Задания для выполнения
**a.** Перечислите все атрибуты системы Станиславского, которые названы в тексте о театральных студиях.
**b.** Продолжите текст о театральных студиях, начав сразу после его последнего предложения.

Исходный текст
%%

В театре и кино
Шрифт:
Я считаю, что студии Чехова я обязан тем, что научился раз и на всю жизнь бояться и избегать людей с этим выражением лица. А может быть, правильнее было бы научиться самому делать на своем лице это самое важное и значительное, несколько грустное выражение, - ведь многие, усвоив его, привыкнув к нему, сжившись с ним, устроились весьма неплохо в жизни...
Итак, со студией Чехова я постепенно расставался. Ходил туда все реже и реже, а потом совсем перестал. А через год студия прекратила свое существование. Это было неизбежно. Для людей с важно-печальным выражением лица необходим фон. Этим фоном должны быть люди, не посвященные в тайны, люди с обычными, разными выражениями лица, а когда
...В студии "Молодые мастера" появился новый педагог - А. Д. Дикий, человек, с которым судьба связала меня на долгие годы. Его привел однажды Певцов к себе на урок. Он был уже известным актером Первой студии Художественного театра. Предполагалось, что он знал систему, и Певцов был очень заинтересован в том, чтоб новые веяния в искусстве не прошли мимо его учеников. Дикий был молод, жизненные силы, казалось, переливались у него через край. Широкоплечий, медлительный, с хитрыми светлыми глазами на слишком румяном лице, он был прост, общителен и удивительно располагал к себе. Он внес с собой в студию новую струю: открыл нам глаза на одну удивительную сторону жизни - на ее смешную сторону. Певцов при всей его талантливости был почти лишен чувства сценического юмора, и способности наши развивались несколько односторонне. Дикий умел найти смешное во всем, он знал жизнь и любил ее во всех мелочах, во всех проявлениях, в нем было что-то глубоко народное. Вот актер, который не нуждался в подсказках: изучайте жизнь! Он просто знал ее всю целиком, во всех подробностях, во всех мелочах, и, очевидно, находил ее очень забавной, веселой и интересной.
Страстный и убежденный последователь Художественного театра, он избегал всякой схоластики и педантизма в методах изучения системы Станиславского. Так же как Певцов, он не применял популярную терминологию, уже внедрявшуюся в театральную жизнь. Мы так никогда и не услышали от него никаких заклинаний по поводу переживаний, сценических задач, вторых планов, видений и так далее - всех этих атрибутов системы, которыми эпигоны Станиславского так часто подменяли живое творчество. Он никогда не подавлял своим талантом, знаниями, опытом, но обладал замечательным умением заманить актера, ученика в творческую атмосферу, разбудить его смелость, инициативу, изобретательность. Он ничего не навязывал, ни на чем не настаивал, но добивался почти всегда замечательных результатов.

%%

Фрагменты данных
%%

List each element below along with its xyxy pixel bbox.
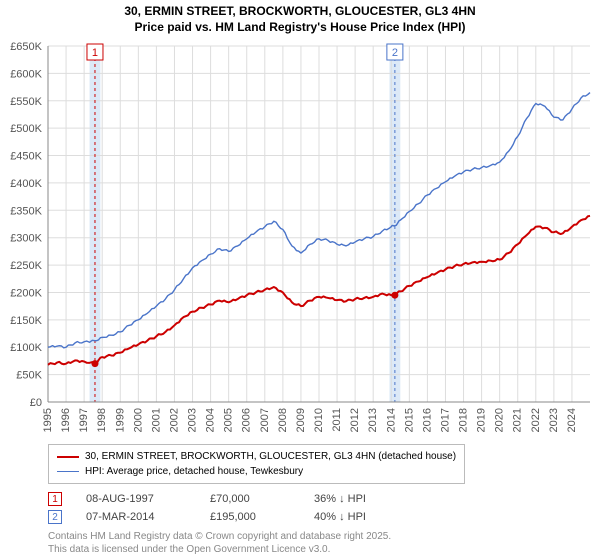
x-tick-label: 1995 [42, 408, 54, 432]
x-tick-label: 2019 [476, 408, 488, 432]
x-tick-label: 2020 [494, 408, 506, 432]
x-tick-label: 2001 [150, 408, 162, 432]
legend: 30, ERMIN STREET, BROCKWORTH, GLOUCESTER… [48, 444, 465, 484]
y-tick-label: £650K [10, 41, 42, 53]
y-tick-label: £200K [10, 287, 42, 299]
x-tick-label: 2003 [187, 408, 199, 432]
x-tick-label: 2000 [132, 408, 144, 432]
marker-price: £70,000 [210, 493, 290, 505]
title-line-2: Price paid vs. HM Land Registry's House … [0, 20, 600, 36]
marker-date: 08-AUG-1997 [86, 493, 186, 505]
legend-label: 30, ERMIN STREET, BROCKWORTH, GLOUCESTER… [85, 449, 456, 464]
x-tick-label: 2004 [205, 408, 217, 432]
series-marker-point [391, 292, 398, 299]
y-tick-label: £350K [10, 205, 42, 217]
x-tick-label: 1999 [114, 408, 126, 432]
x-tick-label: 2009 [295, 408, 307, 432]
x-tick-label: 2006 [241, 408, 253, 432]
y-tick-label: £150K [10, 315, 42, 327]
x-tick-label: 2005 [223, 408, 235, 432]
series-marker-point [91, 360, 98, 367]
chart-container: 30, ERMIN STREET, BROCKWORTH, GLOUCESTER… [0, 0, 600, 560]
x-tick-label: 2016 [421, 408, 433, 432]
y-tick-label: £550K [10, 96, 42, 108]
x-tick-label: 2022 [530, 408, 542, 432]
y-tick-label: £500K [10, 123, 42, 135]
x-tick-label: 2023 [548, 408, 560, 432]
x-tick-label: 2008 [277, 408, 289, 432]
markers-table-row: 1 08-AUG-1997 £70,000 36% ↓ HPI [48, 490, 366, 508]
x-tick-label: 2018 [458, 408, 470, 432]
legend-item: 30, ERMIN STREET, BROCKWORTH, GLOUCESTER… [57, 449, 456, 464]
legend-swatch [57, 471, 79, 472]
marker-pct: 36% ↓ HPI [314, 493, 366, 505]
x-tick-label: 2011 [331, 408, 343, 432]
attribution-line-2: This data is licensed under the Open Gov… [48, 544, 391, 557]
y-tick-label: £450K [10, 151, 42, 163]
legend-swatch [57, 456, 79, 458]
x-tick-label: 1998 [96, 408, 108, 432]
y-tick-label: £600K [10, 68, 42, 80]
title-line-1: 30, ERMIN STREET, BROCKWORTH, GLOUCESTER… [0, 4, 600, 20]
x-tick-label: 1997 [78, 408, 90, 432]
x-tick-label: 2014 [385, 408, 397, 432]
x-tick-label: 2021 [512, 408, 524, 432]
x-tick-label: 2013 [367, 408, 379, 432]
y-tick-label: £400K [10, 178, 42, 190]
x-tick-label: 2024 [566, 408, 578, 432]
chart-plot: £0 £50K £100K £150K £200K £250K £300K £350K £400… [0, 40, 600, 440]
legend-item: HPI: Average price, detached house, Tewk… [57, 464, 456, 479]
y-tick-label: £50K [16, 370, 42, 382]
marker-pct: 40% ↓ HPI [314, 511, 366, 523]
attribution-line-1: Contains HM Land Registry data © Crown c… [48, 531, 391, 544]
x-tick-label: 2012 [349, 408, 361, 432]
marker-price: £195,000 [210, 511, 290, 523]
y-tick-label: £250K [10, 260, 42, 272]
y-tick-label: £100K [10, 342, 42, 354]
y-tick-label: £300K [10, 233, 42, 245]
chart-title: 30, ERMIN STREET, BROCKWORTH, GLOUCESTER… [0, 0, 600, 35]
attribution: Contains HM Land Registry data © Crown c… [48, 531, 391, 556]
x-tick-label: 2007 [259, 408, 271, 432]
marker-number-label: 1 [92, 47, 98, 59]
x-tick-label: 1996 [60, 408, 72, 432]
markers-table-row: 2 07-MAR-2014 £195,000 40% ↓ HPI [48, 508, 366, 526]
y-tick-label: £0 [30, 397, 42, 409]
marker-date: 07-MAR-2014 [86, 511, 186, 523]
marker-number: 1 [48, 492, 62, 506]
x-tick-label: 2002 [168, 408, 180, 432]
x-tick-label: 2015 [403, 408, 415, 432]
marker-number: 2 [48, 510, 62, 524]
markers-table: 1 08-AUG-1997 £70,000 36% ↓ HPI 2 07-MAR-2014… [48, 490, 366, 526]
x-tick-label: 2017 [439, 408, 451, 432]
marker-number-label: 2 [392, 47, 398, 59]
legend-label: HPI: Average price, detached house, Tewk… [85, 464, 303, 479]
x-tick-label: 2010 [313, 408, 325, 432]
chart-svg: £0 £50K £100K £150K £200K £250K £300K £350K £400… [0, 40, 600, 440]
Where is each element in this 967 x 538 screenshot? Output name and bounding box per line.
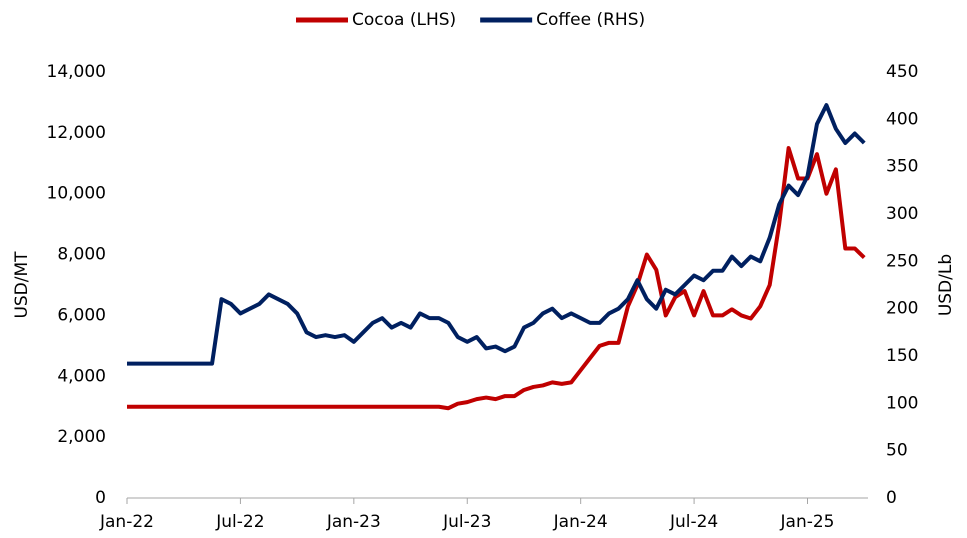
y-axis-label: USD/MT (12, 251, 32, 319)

%%

Письменные ответы
**a.**
- переживания
- сценические задачи
- вторые планы
- видения

**b.**
Я работал с ним с одинаковым удовольствием и радостью и в студии "Молодые мастера" в 1921 году, и в Ленинградском народном доме в 1929 году, где он поставил "Первую Конную" ,Вс Вишневского так хорошо, что, по его же признанию, поставить эту пьесу лучше не смог бы больше никто, и даже он сам, хотя после этого он ставил ее еще раза два-три. С таким же наслаждением я работал с ним в Большом Драматическом театре и, наконец, в последней его работе - в 1953 году в спектакле "Тени" Салтыкова-Щедрина в Театре имени Пушкина.
Это был великолепный, глубокий, смелый спектакль. И хотя в отдельных рецензиях догматически мыслящие авторы не очень убедительно критиковали спектакль, именно в нем, быть может, с наибольшей силой и последовательностью воплотился дух идейного реализма, действенного, вмешивающегося в жизнь, глубоко современного. Вероятно, можно сказать, что дух идейного реализма, вернее, дух социалистического реализма в театральном искусстве - это и есть сущность системы Станиславского, если отбросить в сторону схоластику, педантизм и начетничество.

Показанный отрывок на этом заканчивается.